_Exercise instructions_:
Take the material below and retype it in full; pictures are left out.

####

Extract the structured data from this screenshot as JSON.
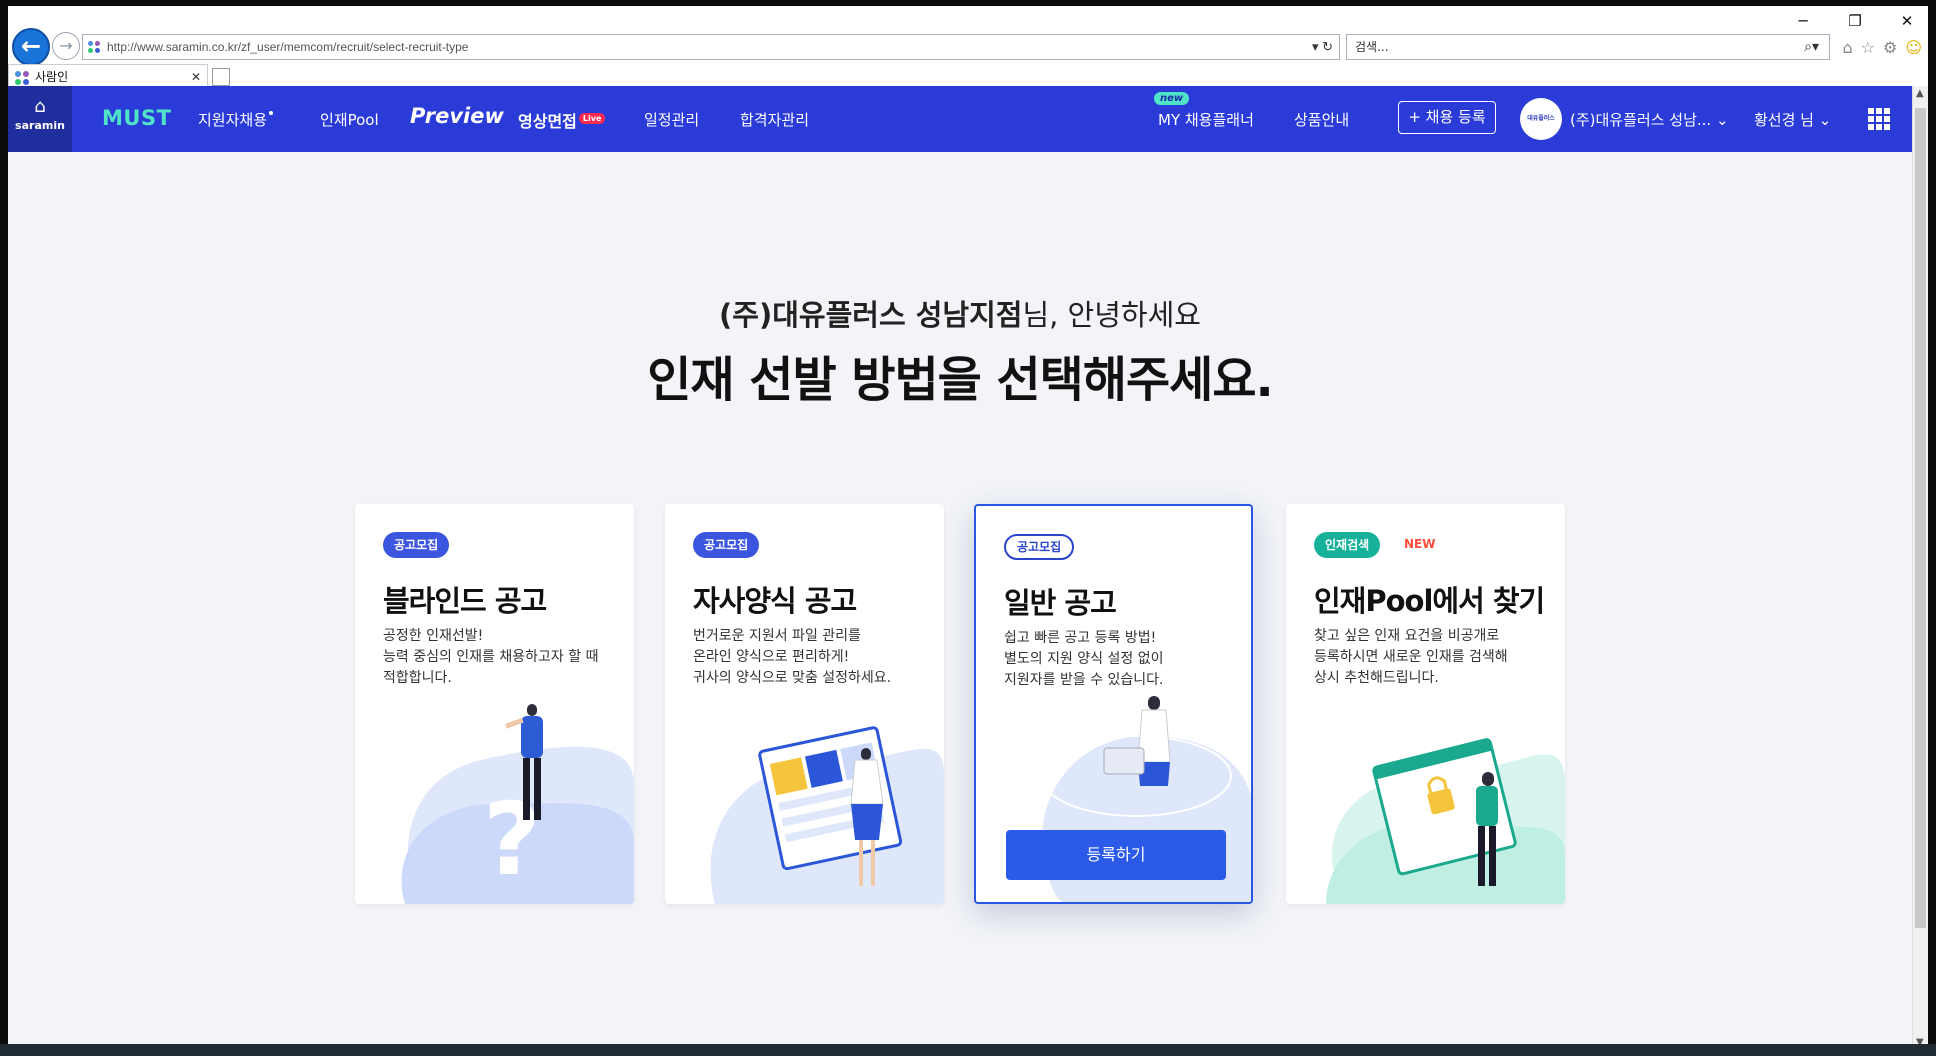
{
  "browser": {
    "url": "http://www.saramin.co.kr/zf_user/memcom/recruit/select-recruit-type",
    "search_placeholder": "검색...",
    "tab_title": "사람인",
    "back_icon": "back-arrow-icon",
    "forward_icon": "forward-arrow-icon"
  },
  "header": {
    "home_label": "saramin",
    "logo": "MUST",
    "menu": [
      "지원자채용",
      "인재Pool",
      "Preview",
      "영상면접",
      "일정관리",
      "합격자관리"
    ],
    "live_badge": "Live",
    "new_badge": "new",
    "planner": "MY 채용플래너",
    "products": "상품안내",
    "register": "+ 채용 등록",
    "avatar_text": "대유플러스",
    "company": "(주)대유플러스 성남...",
    "user": "황선경 님",
    "colors": {
      "bar": "#2a3bd8",
      "accent": "#4fe3c8"
    }
  },
  "main": {
    "greeting_company": "(주)대유플러스 성남지점",
    "greeting_suffix": "님, 안녕하세요",
    "headline": "인재 선발 방법을 선택해주세요.",
    "cards": [
      {
        "badge": "공고모집",
        "title": "블라인드 공고",
        "desc": [
          "공정한 인재선발!",
          "능력 중심의 인재를 채용하고자 할 때",
          "적합합니다."
        ]
      },
      {
        "badge": "공고모집",
        "title": "자사양식 공고",
        "desc": [
          "번거로운 지원서 파일 관리를",
          "온라인 양식으로 편리하게!",
          "귀사의 양식으로 맞춤 설정하세요."
        ]
      },
      {
        "badge": "공고모집",
        "title": "일반 공고",
        "desc": [
          "쉽고 빠른 공고 등록 방법!",
          "별도의 지원 양식 설정 없이",
          "지원자를 받을 수 있습니다."
        ],
        "button": "등록하기"
      },
      {
        "badge": "인재검색",
        "new": "NEW",
        "title": "인재Pool에서 찾기",
        "desc": [
          "찾고 싶은 인재 요건을 비공개로",
          "등록하시면 새로운 인재를 검색해",
          "상시 추천해드립니다."
        ]
      }
    ]
  }
}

####

_Written reply_:
Extract the structured data from this screenshot as JSON.
{
  "browser": {
    "url": "http://www.saramin.co.kr/zf_user/memcom/recruit/select-recruit-type",
    "search_placeholder": "검색...",
    "tab_title": "사람인",
    "back_icon": "back-arrow-icon",
    "forward_icon": "forward-arrow-icon"
  },
  "header": {
    "home_label": "saramin",
    "logo": "MUST",
    "menu": [
      "지원자채용",
      "인재Pool",
      "Preview",
      "영상면접",
      "일정관리",
      "합격자관리"
    ],
    "live_badge": "Live",
    "new_badge": "new",
    "planner": "MY 채용플래너",
    "products": "상품안내",
    "register": "+ 채용 등록",
    "avatar_text": "대유플러스",
    "company": "(주)대유플러스 성남...",
    "user": "황선경 님",
    "colors": {
      "bar": "#2a3bd8",
      "accent": "#4fe3c8"
    }
  },
  "main": {
    "greeting_company": "(주)대유플러스 성남지점",
    "greeting_suffix": "님, 안녕하세요",
    "headline": "인재 선발 방법을 선택해주세요.",
    "cards": [
      {
        "badge": "공고모집",
        "title": "블라인드 공고",
        "desc": [
          "공정한 인재선발!",
          "능력 중심의 인재를 채용하고자 할 때",
          "적합합니다."
        ]
      },
      {
        "badge": "공고모집",
        "title": "자사양식 공고",
        "desc": [
          "번거로운 지원서 파일 관리를",
          "온라인 양식으로 편리하게!",
          "귀사의 양식으로 맞춤 설정하세요."
        ]
      },
      {
        "badge": "공고모집",
        "title": "일반 공고",
        "desc": [
          "쉽고 빠른 공고 등록 방법!",
          "별도의 지원 양식 설정 없이",
          "지원자를 받을 수 있습니다."
        ],
        "button": "등록하기"
      },
      {
        "badge": "인재검색",
        "new": "NEW",
        "title": "인재Pool에서 찾기",
        "desc": [
          "찾고 싶은 인재 요건을 비공개로",
          "등록하시면 새로운 인재를 검색해",
          "상시 추천해드립니다."
        ]
      }
    ]
  }
}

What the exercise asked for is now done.